» **PROVIDED TEXT**:
** Begin **
How do I query portal_catalog? (beginner)

Hi I'm a beginner, and I want to do some queries on the portal_catalog (mostly to figure out where the really big files are hiding).

I found this page about querying it: https://docs.plone.org/4/en/develop/plone/searching_and_indexing/query.html

However, I think it's a bit advanced for me. For example, it starts off giving this example code: "portal_catalog = site.portal_catalog"

But I don't even know where I would go to type that in! Yes I am that kinda beginner. Can someone point me in the direction of getting to the place where I can actually type in commands like that?

Also, I went to ZMI, and clicked on "portal_catalog" thinking this might be where I could query it, but I can't figure out what to do once I'm in there. Under the Catalog View, I see a list of all my files, but there is no "file size" column for me to click on to order it ascending or descending. So I don't know if this would be very helpful unless I can write a custom query.

Thanks again and please excuse my newbie-ness.

Welcome dcplebranch! The tutorial that you are following provides help when you are developing with Plone from the filesystem. But there is a quick and dirty way this query can be done in the ZMI, and it does involve writing some Python code, as shown in the tutorial. I'll also note that the code here will be different depending on which version of Plone you are using. Your link is pointing to the Plone 4 docs, so I've tested the following steps in Plone 4.

  1. Go to the ZMI (/manage), and in the upper right, choose 'Script (Python)' from the dropdown and click 'Add' if the form doesn't automatically submit.
  2. Name the script whatever id you want, like 'find_files'. Click 'Add and Edit'
  3. Clear out the default code given, and paste this in:
from Products.CMFCore.utils import getToolByName
catalog = getToolByName(context, 'portal_catalog')

files = catalog.searchResults({'portal_type': 'File'})

for file in files:
    obj = file.getObject()
    print(obj.absolute_url())
    file = obj.getFile()
    print('{} kb'.format(file.size() / 1024))
** End **
» **RECORDS**:
** Begin **
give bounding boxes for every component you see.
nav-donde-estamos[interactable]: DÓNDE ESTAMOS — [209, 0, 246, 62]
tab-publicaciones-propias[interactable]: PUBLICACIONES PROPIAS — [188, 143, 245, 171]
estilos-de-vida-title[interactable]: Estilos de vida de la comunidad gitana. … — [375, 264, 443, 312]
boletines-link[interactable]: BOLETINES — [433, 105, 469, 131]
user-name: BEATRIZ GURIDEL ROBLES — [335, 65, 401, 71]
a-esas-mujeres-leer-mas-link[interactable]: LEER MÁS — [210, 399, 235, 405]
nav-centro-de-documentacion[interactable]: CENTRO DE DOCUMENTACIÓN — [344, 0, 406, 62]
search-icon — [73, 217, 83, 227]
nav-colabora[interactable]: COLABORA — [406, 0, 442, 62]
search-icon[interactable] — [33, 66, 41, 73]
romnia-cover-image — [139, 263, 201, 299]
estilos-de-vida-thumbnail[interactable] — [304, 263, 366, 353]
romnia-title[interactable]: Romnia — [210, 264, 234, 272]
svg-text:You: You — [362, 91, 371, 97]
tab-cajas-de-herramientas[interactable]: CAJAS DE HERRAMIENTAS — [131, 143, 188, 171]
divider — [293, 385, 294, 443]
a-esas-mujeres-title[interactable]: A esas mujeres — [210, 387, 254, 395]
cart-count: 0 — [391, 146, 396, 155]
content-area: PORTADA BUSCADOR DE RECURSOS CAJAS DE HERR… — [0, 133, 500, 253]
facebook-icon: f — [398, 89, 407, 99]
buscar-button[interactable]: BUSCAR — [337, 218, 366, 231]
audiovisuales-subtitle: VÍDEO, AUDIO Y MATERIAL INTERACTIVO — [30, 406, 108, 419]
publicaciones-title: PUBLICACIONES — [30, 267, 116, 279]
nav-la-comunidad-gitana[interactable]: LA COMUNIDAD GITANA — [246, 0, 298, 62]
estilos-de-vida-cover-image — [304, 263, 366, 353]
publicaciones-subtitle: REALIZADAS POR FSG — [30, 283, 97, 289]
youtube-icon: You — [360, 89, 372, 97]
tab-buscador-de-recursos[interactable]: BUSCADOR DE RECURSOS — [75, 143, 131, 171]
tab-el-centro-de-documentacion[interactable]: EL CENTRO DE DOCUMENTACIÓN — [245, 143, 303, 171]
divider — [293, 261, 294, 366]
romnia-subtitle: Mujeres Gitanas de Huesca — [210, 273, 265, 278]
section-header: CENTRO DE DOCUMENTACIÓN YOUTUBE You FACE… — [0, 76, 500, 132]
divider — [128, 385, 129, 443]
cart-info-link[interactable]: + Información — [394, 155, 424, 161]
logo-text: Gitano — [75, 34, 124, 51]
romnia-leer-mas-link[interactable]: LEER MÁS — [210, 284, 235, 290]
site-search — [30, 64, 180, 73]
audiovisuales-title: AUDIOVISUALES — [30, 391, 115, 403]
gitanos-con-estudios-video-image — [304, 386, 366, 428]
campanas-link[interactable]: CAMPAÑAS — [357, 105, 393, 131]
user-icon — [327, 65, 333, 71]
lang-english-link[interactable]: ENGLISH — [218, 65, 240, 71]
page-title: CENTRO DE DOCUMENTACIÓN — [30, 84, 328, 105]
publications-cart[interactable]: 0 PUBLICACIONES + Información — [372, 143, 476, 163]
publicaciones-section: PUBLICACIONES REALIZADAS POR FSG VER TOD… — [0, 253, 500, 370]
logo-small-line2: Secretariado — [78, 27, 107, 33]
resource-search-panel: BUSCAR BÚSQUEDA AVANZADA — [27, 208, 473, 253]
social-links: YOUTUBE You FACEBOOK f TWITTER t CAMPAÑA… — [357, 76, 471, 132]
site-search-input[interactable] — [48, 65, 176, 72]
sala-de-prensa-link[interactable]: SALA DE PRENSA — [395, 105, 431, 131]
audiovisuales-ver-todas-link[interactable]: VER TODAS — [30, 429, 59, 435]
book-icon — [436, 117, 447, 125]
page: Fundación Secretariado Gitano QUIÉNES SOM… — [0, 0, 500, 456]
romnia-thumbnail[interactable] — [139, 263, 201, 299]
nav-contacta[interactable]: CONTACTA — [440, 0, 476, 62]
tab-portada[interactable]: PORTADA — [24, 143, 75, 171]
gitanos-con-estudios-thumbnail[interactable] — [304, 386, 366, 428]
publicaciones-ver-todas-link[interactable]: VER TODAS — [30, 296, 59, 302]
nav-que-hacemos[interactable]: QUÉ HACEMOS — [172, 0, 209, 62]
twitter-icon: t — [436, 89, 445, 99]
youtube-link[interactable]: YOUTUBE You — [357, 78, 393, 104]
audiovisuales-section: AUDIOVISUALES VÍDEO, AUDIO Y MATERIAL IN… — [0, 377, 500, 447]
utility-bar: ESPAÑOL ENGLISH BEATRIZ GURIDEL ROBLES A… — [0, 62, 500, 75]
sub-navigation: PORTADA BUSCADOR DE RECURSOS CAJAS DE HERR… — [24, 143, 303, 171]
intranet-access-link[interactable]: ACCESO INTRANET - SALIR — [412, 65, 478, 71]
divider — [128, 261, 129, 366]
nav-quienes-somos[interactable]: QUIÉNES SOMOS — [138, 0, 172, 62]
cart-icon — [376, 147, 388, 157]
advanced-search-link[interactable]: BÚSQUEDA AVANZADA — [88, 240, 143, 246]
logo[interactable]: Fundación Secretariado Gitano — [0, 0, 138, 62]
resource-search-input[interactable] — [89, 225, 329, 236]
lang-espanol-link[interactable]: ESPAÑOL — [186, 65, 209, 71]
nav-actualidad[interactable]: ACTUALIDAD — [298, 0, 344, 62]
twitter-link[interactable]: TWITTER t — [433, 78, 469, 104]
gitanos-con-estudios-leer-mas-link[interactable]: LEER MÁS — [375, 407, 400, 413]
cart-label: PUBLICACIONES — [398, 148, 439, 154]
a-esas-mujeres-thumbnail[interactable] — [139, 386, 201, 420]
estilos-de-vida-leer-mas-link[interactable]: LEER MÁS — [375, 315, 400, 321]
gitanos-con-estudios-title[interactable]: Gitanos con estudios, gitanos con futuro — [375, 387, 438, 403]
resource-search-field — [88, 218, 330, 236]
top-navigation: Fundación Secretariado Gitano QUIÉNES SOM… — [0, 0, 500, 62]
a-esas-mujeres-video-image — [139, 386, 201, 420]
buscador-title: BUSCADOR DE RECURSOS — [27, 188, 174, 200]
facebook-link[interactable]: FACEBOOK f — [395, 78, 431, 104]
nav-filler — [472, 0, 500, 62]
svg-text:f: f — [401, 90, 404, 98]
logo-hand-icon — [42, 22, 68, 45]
** End **
» **EXERCISE TASK 1**:
Reproduce the entries word for word, from their first line through the line containing "a-esas-mujeres-title[interactable]: A esas".
» **EXERCISE TASK 2**:
Go on with the forum thread about querying portal_catalog in Plone, starting right after its last line.
The entries and the forum thread come from separate sources.

» **TASK ANSWER 1**:
give bounding boxes for every component you see.
nav-donde-estamos[interactable]: DÓNDE ESTAMOS — [209, 0, 246, 62]
tab-publicaciones-propias[interactable]: PUBLICACIONES PROPIAS — [188, 143, 245, 171]
estilos-de-vida-title[interactable]: Estilos de vida de la comunidad gitana. … — [375, 264, 443, 312]
boletines-link[interactable]: BOLETINES — [433, 105, 469, 131]
user-name: BEATRIZ GURIDEL ROBLES — [335, 65, 401, 71]
a-esas-mujeres-leer-mas-link[interactable]: LEER MÁS — [210, 399, 235, 405]
nav-centro-de-documentacion[interactable]: CENTRO DE DOCUMENTACIÓN — [344, 0, 406, 62]
search-icon — [73, 217, 83, 227]
nav-colabora[interactable]: COLABORA — [406, 0, 442, 62]
search-icon[interactable] — [33, 66, 41, 73]
romnia-cover-image — [139, 263, 201, 299]
estilos-de-vida-thumbnail[interactable] — [304, 263, 366, 353]
romnia-title[interactable]: Romnia — [210, 264, 234, 272]
svg-text:You: You — [362, 91, 371, 97]
tab-cajas-de-herramientas[interactable]: CAJAS DE HERRAMIENTAS — [131, 143, 188, 171]
divider — [293, 385, 294, 443]
a-esas-mujeres-title[interactable]: A esas mujeres — [210, 387, 254, 395]

» **TASK ANSWER 2**:
return printed

This code is querying over all the Images added into the site, and will print out the url to each image, then the size of the image in kilobytes. To see the results of this script, click the 'Test' tab at the top of the Script. It's nothing fancy, but will help get you the information you are looking for.

From here you can modify the script to better fit your needs. You may also want to look for all the Images in the site, for which you would need to change the portal_type, and do obj.getImage(). You can also add a condition to only print out files larger than a certain size. This will require some basic Python.

1 Like

Thanks @cdw9 !

I'm running Plone 4.0 by the way, yes I know I should upgrade to 4.3... will get around to that :slight_smile:

I tried your code, but I had to make a few changes (changed image.getObject() to file.getObject() and I had to change {} to {0})

But then it gave me this error...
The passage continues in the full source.